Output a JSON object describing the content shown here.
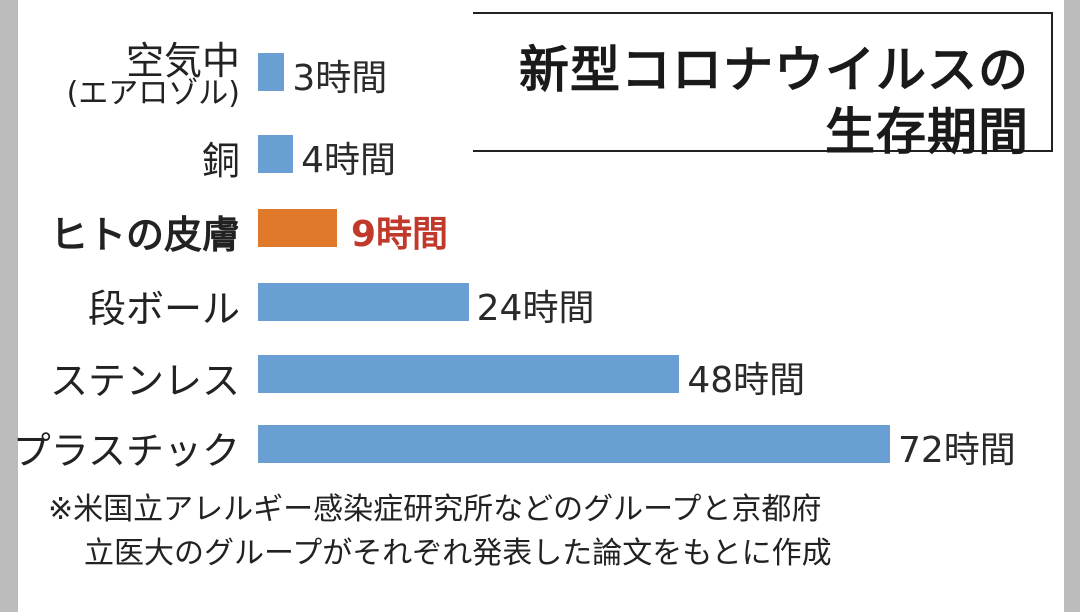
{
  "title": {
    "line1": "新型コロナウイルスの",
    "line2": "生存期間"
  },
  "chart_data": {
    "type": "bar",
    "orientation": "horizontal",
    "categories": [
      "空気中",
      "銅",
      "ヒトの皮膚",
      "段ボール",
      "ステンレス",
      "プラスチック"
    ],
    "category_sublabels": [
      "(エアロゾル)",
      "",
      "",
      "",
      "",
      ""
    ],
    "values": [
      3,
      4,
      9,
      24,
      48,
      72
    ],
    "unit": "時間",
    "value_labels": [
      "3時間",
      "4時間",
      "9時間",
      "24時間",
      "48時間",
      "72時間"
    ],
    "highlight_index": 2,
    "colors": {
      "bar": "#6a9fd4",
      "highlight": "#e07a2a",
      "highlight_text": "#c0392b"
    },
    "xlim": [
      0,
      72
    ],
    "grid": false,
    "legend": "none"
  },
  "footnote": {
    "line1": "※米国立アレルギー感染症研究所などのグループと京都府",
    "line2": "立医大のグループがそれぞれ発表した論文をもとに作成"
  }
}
○ ○ ○ ○ ○ ○ ○
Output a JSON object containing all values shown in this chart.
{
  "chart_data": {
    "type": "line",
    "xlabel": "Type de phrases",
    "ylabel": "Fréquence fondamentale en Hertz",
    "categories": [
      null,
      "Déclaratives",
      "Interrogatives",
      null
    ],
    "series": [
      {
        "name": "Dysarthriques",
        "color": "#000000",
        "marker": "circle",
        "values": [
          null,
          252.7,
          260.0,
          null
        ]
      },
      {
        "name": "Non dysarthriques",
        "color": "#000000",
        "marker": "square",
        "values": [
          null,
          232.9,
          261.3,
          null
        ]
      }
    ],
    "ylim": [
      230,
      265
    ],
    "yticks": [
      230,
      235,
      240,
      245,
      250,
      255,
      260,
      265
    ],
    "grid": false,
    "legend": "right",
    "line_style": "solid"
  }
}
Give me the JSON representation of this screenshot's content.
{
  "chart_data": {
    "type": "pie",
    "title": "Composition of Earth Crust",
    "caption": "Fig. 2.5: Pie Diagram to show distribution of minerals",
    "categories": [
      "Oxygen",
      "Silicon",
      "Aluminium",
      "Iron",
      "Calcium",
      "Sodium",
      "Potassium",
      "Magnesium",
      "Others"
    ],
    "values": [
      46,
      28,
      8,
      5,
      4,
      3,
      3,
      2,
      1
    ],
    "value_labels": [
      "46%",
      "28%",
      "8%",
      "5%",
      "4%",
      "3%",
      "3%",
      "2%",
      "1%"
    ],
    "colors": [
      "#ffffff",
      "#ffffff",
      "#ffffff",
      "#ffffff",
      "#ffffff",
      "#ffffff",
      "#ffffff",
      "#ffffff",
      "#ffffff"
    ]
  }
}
○ ○ ○ ○ ○ ○ ○
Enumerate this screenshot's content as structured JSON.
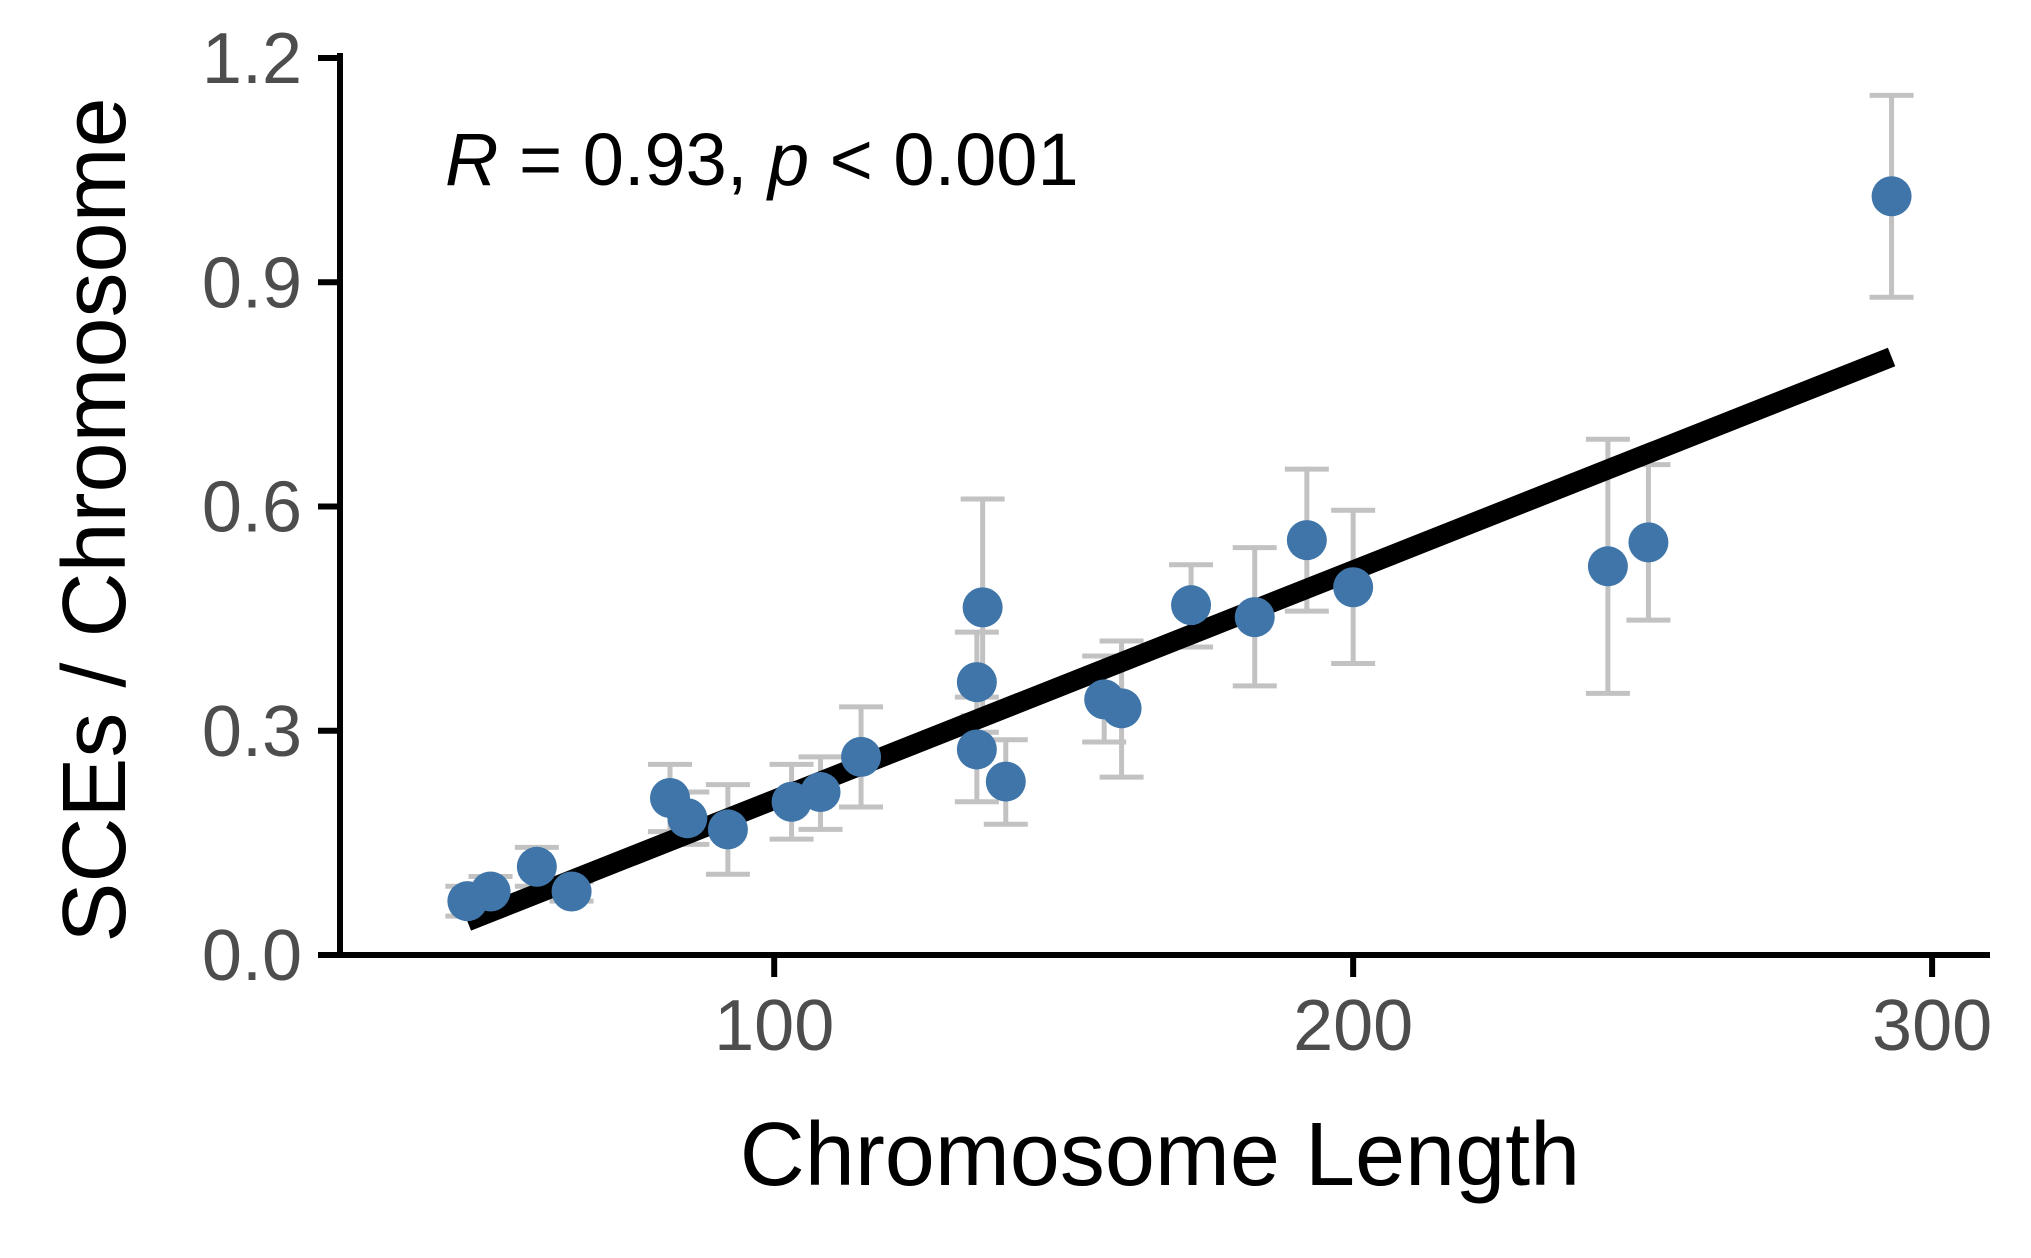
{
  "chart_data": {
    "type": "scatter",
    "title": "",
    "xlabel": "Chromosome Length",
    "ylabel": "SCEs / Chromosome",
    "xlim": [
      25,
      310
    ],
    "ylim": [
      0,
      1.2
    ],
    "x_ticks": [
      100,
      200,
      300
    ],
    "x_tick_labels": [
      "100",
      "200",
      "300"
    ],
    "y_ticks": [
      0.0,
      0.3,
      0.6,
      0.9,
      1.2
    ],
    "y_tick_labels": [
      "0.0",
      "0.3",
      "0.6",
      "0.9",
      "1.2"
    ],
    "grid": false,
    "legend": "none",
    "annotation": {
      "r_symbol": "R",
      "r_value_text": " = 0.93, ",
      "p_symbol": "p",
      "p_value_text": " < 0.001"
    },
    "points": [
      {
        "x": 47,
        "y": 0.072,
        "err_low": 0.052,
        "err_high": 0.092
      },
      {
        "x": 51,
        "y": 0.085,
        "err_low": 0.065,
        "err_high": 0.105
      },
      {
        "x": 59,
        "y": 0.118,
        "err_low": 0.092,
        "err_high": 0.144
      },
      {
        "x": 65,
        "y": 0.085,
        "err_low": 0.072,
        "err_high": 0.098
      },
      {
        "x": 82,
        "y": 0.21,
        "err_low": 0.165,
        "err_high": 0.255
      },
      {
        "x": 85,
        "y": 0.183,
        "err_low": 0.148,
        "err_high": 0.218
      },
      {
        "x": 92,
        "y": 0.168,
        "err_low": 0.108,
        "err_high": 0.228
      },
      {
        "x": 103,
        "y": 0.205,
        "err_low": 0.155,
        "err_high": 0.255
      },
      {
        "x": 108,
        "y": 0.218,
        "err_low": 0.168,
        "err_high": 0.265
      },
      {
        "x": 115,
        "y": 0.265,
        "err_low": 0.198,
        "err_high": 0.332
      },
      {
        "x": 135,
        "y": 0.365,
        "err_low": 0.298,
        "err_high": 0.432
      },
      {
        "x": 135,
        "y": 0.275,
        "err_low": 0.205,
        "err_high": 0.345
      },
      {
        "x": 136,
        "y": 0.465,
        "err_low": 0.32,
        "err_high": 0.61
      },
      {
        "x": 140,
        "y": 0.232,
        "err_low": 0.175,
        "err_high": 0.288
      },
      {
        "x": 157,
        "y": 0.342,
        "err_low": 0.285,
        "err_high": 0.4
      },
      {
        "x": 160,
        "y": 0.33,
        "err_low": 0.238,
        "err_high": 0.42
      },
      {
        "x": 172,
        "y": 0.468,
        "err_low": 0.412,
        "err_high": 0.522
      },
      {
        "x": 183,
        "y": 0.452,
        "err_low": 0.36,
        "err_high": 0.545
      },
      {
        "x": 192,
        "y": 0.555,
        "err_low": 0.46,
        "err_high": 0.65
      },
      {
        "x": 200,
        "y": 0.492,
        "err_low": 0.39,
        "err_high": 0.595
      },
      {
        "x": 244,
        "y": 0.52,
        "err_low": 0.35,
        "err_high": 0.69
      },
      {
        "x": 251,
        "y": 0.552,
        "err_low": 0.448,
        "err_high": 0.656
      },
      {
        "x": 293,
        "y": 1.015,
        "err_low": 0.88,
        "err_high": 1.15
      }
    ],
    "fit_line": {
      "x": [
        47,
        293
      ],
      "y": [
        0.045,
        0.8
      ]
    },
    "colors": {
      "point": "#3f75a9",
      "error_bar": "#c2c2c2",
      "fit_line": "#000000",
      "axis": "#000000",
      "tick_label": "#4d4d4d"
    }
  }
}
○ ○ ○ ○ ○ ○ ○
_What is being asked_
Go over the records above and tally each line that includes "name". Give the total by itself.

_Written reply_
2